__Required task__
Can all of these lines be returned exactly?

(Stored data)
-- Begin --

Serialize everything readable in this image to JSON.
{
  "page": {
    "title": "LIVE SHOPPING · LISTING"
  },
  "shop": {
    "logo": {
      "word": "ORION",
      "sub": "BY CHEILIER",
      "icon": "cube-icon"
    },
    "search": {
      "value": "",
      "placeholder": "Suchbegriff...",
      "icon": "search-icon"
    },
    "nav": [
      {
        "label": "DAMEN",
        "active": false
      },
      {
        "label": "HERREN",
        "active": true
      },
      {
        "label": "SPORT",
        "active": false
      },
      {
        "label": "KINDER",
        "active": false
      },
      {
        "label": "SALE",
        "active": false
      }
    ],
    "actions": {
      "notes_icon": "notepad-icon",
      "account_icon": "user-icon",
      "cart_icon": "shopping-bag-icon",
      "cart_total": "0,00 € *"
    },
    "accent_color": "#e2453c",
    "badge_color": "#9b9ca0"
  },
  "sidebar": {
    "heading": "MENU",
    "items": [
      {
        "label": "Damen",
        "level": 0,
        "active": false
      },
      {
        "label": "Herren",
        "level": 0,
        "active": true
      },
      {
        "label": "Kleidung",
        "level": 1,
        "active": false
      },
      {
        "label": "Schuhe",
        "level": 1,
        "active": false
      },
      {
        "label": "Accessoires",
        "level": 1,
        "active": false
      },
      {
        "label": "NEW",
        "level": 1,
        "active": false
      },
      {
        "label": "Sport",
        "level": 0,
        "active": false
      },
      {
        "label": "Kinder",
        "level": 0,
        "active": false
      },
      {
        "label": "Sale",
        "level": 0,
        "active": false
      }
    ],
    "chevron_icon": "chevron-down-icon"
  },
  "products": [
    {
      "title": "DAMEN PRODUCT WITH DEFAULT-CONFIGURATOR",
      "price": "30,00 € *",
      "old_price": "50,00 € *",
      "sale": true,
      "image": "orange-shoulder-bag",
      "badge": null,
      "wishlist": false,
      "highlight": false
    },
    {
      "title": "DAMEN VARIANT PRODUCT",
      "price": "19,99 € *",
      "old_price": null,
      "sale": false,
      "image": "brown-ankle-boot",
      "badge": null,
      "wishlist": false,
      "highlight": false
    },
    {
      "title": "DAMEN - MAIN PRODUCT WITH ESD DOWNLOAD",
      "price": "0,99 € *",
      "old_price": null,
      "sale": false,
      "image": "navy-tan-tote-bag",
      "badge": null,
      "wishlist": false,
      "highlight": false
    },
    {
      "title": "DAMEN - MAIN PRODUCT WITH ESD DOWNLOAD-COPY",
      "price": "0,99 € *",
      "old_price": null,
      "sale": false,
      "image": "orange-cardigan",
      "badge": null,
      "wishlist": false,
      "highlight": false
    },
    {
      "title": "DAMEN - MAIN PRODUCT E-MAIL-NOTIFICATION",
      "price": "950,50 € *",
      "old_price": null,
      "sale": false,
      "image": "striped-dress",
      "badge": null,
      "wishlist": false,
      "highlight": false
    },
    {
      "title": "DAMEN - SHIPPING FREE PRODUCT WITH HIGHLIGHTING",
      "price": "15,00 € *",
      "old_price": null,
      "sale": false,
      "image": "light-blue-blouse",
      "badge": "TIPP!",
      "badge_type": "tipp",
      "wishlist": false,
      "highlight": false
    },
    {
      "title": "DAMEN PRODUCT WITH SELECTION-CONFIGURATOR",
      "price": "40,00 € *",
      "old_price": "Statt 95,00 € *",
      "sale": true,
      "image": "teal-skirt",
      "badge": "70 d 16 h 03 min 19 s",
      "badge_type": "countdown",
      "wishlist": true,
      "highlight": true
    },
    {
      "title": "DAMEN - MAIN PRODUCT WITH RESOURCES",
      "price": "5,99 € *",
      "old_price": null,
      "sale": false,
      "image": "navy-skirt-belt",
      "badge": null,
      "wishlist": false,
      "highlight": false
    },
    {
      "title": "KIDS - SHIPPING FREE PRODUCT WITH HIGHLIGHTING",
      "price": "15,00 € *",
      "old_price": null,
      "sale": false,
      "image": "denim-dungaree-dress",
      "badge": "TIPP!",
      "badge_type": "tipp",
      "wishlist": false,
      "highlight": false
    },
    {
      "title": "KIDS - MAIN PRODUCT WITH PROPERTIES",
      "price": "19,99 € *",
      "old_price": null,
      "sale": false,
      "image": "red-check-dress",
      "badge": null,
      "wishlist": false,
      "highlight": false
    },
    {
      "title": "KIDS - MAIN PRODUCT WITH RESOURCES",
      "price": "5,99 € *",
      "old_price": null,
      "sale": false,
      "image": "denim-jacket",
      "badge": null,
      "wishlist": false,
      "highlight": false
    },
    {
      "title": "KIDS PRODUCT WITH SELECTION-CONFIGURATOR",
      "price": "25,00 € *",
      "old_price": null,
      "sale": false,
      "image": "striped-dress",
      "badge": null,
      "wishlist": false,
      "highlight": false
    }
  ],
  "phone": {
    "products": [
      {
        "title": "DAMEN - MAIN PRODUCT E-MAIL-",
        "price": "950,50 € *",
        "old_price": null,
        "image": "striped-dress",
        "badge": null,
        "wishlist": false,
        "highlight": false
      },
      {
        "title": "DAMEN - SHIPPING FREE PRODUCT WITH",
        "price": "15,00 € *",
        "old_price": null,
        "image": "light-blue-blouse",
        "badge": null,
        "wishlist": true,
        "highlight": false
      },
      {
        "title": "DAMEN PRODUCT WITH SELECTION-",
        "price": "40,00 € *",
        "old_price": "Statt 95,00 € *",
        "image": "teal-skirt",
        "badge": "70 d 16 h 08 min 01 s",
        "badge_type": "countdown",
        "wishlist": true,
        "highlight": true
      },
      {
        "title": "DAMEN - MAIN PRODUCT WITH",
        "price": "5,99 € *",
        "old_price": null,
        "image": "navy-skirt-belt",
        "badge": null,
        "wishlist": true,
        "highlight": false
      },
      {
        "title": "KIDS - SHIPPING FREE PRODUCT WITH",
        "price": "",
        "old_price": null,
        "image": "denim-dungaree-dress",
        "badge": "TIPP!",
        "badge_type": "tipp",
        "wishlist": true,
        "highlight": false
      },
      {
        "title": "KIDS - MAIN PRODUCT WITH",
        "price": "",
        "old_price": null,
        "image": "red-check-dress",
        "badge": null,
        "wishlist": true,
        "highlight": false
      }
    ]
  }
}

-- End --

__Written solution__
Serialize everything readable in this image to JSON.
{
  "page": {
    "title": "LIVE SHOPPING · LISTING"
  },
  "shop": {
    "logo": {
      "word": "ORION",
      "sub": "BY CHEILIER",
      "icon": "cube-icon"
    },
    "search": {
      "value": "",
      "placeholder": "Suchbegriff...",
      "icon": "search-icon"
    },
    "nav": [
      {
        "label": "DAMEN",
        "active": false
      },
      {
        "label": "HERREN",
        "active": true
      },
      {
        "label": "SPORT",
        "active": false
      },
      {
        "label": "KINDER",
        "active": false
      },
      {
        "label": "SALE",
        "active": false
      }
    ],
    "actions": {
      "notes_icon": "notepad-icon",
      "account_icon": "user-icon",
      "cart_icon": "shopping-bag-icon",
      "cart_total": "0,00 € *"
    },
    "accent_color": "#e2453c",
    "badge_color": "#9b9ca0"
  },
  "sidebar": {
    "heading": "MENU",
    "items": [
      {
        "label": "Damen",
        "level": 0,
        "active": false
      },
      {
        "label": "Herren",
        "level": 0,
        "active": true
      },
      {
        "label": "Kleidung",
        "level": 1,
        "active": false
      },
      {
        "label": "Schuhe",
        "level": 1,
        "active": false
      },
      {
        "label": "Accessoires",
        "level": 1,
        "active": false
      },
      {
        "label": "NEW",
        "level": 1,
        "active": false
      },
      {
        "label": "Sport",
        "level": 0,
        "active": false
      },
      {
        "label": "Kinder",
        "level": 0,
        "active": false
      },
      {
        "label": "Sale",
        "level": 0,
        "active": false
      }
    ],
    "chevron_icon": "chevron-down-icon"
  },
  "products": [
    {
      "title": "DAMEN PRODUCT WITH DEFAULT-CONFIGURATOR",
      "price": "30,00 € *",
      "old_price": "50,00 € *",
      "sale": true,
      "image": "orange-shoulder-bag",
      "badge": null,
      "wishlist": false,
      "highlight": false
    },
    {
      "title": "DAMEN VARIANT PRODUCT",
      "price": "19,99 € *",
      "old_price": null,
      "sale": false,
      "image": "brown-ankle-boot",
      "badge": null,
      "wishlist": false,
      "highlight": false
    },
    {
      "title": "DAMEN - MAIN PRODUCT WITH ESD DOWNLOAD",
      "price": "0,99 € *",
      "old_price": null,
      "sale": false,
      "image": "navy-tan-tote-bag",
      "badge": null,
      "wishlist": false,
      "highlight": false
    },
    {
      "title": "DAMEN - MAIN PRODUCT WITH ESD DOWNLOAD-COPY",
      "price": "0,99 € *",
      "old_price": null,
      "sale": false,
      "image": "orange-cardigan",
      "badge": null,
      "wishlist": false,
      "highlight": false
    },
    {
      "title": "DAMEN - MAIN PRODUCT E-MAIL-NOTIFICATION",
      "price": "950,50 € *",
      "old_price": null,
      "sale": false,
      "image": "striped-dress",
      "badge": null,
      "wishlist": false,
      "highlight": false
    },
    {
      "title": "DAMEN - SHIPPING FREE PRODUCT WITH HIGHLIGHTING",
      "price": "15,00 € *",
      "old_price": null,
      "sale": false,
      "image": "light-blue-blouse",
      "badge": "TIPP!",
      "badge_type": "tipp",
      "wishlist": false,
      "highlight": false
    },
    {
      "title": "DAMEN PRODUCT WITH SELECTION-CONFIGURATOR",
      "price": "40,00 € *",
      "old_price": "Statt 95,00 € *",
      "sale": true,
      "image": "teal-skirt",
      "badge": "70 d 16 h 03 min 19 s",
      "badge_type": "countdown",
      "wishlist": true,
      "highlight": true
    },
    {
      "title": "DAMEN - MAIN PRODUCT WITH RESOURCES",
      "price": "5,99 € *",
      "old_price": null,
      "sale": false,
      "image": "navy-skirt-belt",
      "badge": null,
      "wishlist": false,
      "highlight": false
    },
    {
      "title": "KIDS - SHIPPING FREE PRODUCT WITH HIGHLIGHTING",
      "price": "15,00 € *",
      "old_price": null,
      "sale": false,
      "image": "denim-dungaree-dress",
      "badge": "TIPP!",
      "badge_type": "tipp",
      "wishlist": false,
      "highlight": false
    },
    {
      "title": "KIDS - MAIN PRODUCT WITH PROPERTIES",
      "price": "19,99 € *",
      "old_price": null,
      "sale": false,
      "image": "red-check-dress",
      "badge": null,
      "wishlist": false,
      "highlight": false
    },
    {
      "title": "KIDS - MAIN PRODUCT WITH RESOURCES",
      "price": "5,99 € *",
      "old_price": null,
      "sale": false,
      "image": "denim-jacket",
      "badge": null,
      "wishlist": false,
      "highlight": false
    },
    {
      "title": "KIDS PRODUCT WITH SELECTION-CONFIGURATOR",
      "price": "25,00 € *",
      "old_price": null,
      "sale": false,
      "image": "striped-dress",
      "badge": null,
      "wishlist": false,
      "highlight": false
    }
  ],
  "phone": {
    "products": [
      {
        "title": "DAMEN - MAIN PRODUCT E-MAIL-",
        "price": "950,50 € *",
        "old_price": null,
        "image": "striped-dress",
        "badge": null,
        "wishlist": false,
        "highlight": false
      },
      {
        "title": "DAMEN - SHIPPING FREE PRODUCT WITH",
        "price": "15,00 € *",
        "old_price": null,
        "image": "light-blue-blouse",
        "badge": null,
        "wishlist": true,
        "highlight": false
      },
      {
        "title": "DAMEN PRODUCT WITH SELECTION-",
        "price": "40,00 € *",
        "old_price": "Statt 95,00 € *",
        "image": "teal-skirt",
        "badge": "70 d 16 h 08 min 01 s",
        "badge_type": "countdown",
        "wishlist": true,
        "highlight": true
      },
      {
        "title": "DAMEN - MAIN PRODUCT WITH",
        "price": "5,99 € *",
        "old_price": null,
        "image": "navy-skirt-belt",
        "badge": null,
        "wishlist": true,
        "highlight": false
      },
      {
        "title": "KIDS - SHIPPING FREE PRODUCT WITH",
        "price": "",
        "old_price": null,
        "image": "denim-dungaree-dress",
        "badge": "TIPP!",
        "badge_type": "tipp",
        "wishlist": true,
        "highlight": false
      },
      {
        "title": "KIDS - MAIN PRODUCT WITH",
        "price": "",
        "old_price": null,
        "image": "red-check-dress",
        "badge": null,
        "wishlist": true,
        "highlight": false
      }
    ]
  }
}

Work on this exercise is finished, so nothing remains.